SELECTED EXCERPT ▸
Efficacy and safety of teneligliptin, a novel dipeptidyl peptidase-4 inhibitor, in Korean patients with type 2 diabetes mellitus: a 24-week multicentre, randomized, double-blind, placebo-controlled phase III trial.

We assessed the 24-week efficacy and safety of teneligliptin, a novel dipeptidyl peptidase-4 inhibitor, in Korean patients with type 2 diabetes mellitus (T2DM) that was inadequately controlled with diet and exercise. The present study was designed as a multicentre, randomized, double-blind, placebo-controlled, parallel-group, phase III study. Patients (n = 142) were randomized 2 : 1 into two different treatment groups as follows: 99 received teneligliptin (20 mg) and 43 received placebo. The primary endpoint was change in glycated haemoglobin (HbA1c) level from baseline to week 24. Teneligliptin significantly reduced the HbA1c level from baseline compared with placebo after 24 weeks. At week 24, the differences between changes in HbA1c and fasting plasma glucose (FBG) in the teneligliptin and placebo groups were -0.94% [least-squares (LS) mean -1.22, -0.65] and -1.21 mmol/l (-1.72, -0.70), respectively (all p < 0.001). The incidence of hypoglycaemia and adverse events were not significantly different between the two groups. This phase III, randomized, placebo-controlled study provides evidence of the safety and efficacy of 24 weeks of treatment with teneligliptin as a monotherapy in Korean patients with T2DM.

RCT Entities:   Population Interventions Outcomes

Introduction

Teneligliptin is a novel dipeptidyl peptidase‐4 (DPP‐4) inhibitor belonging to the relatively novel pharmacological class of antihyperglycaemic agents that are now recommended as second‐ or first‐line agents in specific situations 1, 2, 3. In a phase II clinical trial, a 4‐week course of teneligliptin (20 mg) monotherapy produced significant least squares (LS) mean reductions of −2.78 ± 0.43, −1.93 ± 0.51, and −2.08 ± 0.42 mmol/l in 2‐h postprandial glucose level after breakfast, lunch and dinner, respectively, in Japanese patients with type 2 diabetes (T2DM) 4. We therefore conducted the present phase III, randomized, double‐blind, placebo‐controlled study to assess the clinical efficacy and safety of teneligliptin in Korean patients with T2DM that was inadequately controlled with diet and exercise.

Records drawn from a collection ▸
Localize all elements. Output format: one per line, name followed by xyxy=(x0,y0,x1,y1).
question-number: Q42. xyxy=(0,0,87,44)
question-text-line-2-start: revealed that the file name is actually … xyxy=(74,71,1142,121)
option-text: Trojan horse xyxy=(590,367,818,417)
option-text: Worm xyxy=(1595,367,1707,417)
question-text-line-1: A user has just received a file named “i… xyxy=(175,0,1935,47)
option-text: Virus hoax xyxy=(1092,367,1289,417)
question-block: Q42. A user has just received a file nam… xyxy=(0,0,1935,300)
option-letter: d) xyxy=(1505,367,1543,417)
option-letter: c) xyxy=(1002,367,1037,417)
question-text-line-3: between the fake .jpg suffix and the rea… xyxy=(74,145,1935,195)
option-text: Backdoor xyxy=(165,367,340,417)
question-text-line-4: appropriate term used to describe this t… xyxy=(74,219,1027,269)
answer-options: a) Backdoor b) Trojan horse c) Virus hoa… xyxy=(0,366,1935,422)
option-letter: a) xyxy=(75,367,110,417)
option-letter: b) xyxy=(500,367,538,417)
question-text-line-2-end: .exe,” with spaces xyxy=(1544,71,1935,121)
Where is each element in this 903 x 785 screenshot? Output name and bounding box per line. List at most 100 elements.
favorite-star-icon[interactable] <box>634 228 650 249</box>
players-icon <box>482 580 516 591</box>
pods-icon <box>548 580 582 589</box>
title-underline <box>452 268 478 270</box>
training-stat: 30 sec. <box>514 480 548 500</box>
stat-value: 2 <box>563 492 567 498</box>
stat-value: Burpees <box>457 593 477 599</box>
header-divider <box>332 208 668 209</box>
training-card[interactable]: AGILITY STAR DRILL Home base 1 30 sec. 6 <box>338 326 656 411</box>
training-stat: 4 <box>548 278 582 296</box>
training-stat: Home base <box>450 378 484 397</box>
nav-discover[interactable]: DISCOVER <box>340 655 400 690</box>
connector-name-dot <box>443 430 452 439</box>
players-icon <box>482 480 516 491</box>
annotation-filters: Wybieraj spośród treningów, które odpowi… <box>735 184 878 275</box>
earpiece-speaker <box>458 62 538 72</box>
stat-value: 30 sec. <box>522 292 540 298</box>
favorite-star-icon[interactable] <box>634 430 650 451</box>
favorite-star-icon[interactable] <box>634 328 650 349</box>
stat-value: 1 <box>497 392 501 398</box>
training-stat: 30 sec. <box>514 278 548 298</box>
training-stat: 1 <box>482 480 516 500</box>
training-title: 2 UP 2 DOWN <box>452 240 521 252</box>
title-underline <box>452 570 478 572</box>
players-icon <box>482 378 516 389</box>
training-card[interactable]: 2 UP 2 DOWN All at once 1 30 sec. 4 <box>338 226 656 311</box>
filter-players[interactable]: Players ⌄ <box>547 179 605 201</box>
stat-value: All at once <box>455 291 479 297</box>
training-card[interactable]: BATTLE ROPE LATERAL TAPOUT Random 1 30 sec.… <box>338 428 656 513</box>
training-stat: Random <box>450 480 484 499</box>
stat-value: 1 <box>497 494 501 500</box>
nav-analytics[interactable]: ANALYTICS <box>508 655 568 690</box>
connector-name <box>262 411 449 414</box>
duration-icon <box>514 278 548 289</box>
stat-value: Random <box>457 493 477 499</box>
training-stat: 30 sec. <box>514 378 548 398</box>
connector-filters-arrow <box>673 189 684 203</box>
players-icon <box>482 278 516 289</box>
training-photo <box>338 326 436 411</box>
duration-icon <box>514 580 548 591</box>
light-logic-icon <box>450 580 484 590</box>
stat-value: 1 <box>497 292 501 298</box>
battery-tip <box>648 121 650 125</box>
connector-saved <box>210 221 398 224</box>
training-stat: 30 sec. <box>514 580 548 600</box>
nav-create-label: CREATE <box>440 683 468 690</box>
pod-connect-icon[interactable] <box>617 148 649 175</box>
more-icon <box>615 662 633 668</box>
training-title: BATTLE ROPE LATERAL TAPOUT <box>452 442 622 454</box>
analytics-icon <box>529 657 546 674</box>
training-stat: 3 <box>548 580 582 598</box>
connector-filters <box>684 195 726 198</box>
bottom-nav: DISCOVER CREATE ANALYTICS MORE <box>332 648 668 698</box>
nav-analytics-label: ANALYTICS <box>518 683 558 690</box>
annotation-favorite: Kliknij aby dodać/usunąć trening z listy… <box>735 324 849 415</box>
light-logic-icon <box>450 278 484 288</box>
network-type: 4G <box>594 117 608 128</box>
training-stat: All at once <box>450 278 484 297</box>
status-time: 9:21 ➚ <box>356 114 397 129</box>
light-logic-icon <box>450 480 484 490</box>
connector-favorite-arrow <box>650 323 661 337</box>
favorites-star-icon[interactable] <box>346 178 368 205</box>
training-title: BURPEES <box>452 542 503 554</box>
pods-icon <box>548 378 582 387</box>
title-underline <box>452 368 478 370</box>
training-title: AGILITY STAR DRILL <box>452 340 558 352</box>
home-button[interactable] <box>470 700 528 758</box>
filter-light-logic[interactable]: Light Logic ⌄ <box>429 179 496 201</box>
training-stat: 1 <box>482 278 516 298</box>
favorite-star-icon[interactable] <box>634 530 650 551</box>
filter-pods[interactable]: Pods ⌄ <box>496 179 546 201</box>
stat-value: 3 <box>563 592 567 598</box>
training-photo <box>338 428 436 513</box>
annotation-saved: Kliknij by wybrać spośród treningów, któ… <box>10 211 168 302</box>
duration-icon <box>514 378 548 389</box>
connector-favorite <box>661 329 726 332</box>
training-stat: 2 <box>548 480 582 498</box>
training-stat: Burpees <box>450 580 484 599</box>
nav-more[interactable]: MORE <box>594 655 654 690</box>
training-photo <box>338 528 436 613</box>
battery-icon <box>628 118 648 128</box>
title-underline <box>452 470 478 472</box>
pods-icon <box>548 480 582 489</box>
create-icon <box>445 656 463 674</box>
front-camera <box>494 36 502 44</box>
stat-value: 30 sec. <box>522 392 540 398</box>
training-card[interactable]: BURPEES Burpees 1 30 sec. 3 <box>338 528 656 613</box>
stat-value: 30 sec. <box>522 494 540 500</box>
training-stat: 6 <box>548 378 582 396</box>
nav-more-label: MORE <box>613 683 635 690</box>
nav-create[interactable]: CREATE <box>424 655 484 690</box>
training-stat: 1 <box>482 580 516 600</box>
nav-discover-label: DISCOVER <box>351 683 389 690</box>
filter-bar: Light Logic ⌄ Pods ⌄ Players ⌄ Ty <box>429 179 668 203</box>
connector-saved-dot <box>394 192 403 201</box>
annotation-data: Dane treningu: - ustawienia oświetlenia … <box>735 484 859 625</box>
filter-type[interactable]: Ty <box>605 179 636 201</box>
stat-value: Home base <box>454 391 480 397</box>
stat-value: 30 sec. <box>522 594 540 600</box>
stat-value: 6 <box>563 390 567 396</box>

PROBLEM SET ▸
(A) In the teneligliptin study, what was the primary endpoint?
(B) Please carry on writing the teneligliptin study from its last sentence.
These records are separate material and have no connection to the teneligliptin study.

ANSWER SET ▸
(A) The change in glycated haemoglobin (HbA1c) level from baseline to week 24.

(B)
Methods

The present study was designed to confirm the efficacy and safety of teneligliptin compared with placebo. The study was conducted in accordance with the principles of Good Clinical Practice and was approved by the appropriate institutional review boards and regulatory agencies.

Participants considered eligible for the study were patients aged ≥18 years with T2DM inadequately controlled [glycated haemoglobin (HbA1c) ≥7.0% and <10.0%] through diet and exercise for ≥8 weeks, who had not taken an oral antihyperglycemic agent (OHA) for ≥8 weeks. Exclusion criteria included current or history of significant comorbidities such as cardiovascular, hepatic or renal disease. Patients with adequate compliance (≥80%) after a 2‐week single‐blind placebo run‐in period underwent baseline evaluation and were randomized according to HbA1c (using an 8.0% threshold) into two parallel groups (teneligliptin and placebo; 2 : 1 matching) for 24 weeks.

The primary endpoint was change in HbA1c level from baseline to week 24. Secondary endpoints included HbA1c response to targets (HbA1c <7 and <6.5%), changes in fasting plasma glucose (FPG), and homeostatic model assessment of insulin resistance (HOMA‐IR) and β‐cell function (HOMA‐β) at week 24. Safety and tolerability were evaluated throughout the study. During the study, subjects who did not meet progressively stricter glycaemic goals immediately stopped the study without rescue therapy and underwent the evaluation planned for the final visit. These subjects were included in our analysis.

Three‐way analysis of variance (anova) was used to compare the primary endpoint between the treatment groups with baseline HbA1c and previous antihyperglycaemic agents as fixed effects. For other endpoints (FPG, HOMA‐β and HOMA‐IR), analysis of covariance was used with previous antihyperglycaemic agents as fixed effects and baseline HbA1c as a covariate. The differences between the parallel groups were calculated as LS means ± standard error (s.e.). Responder rate (HbA1c <6.5%, HbA1c <7.0%) was analysed using multiple logistic regression analysis with the same factors as used in the three‐way anova. Two‐sided p values < 0.05 were considered significant. All statistical analyses were conducted using sas version 9.2.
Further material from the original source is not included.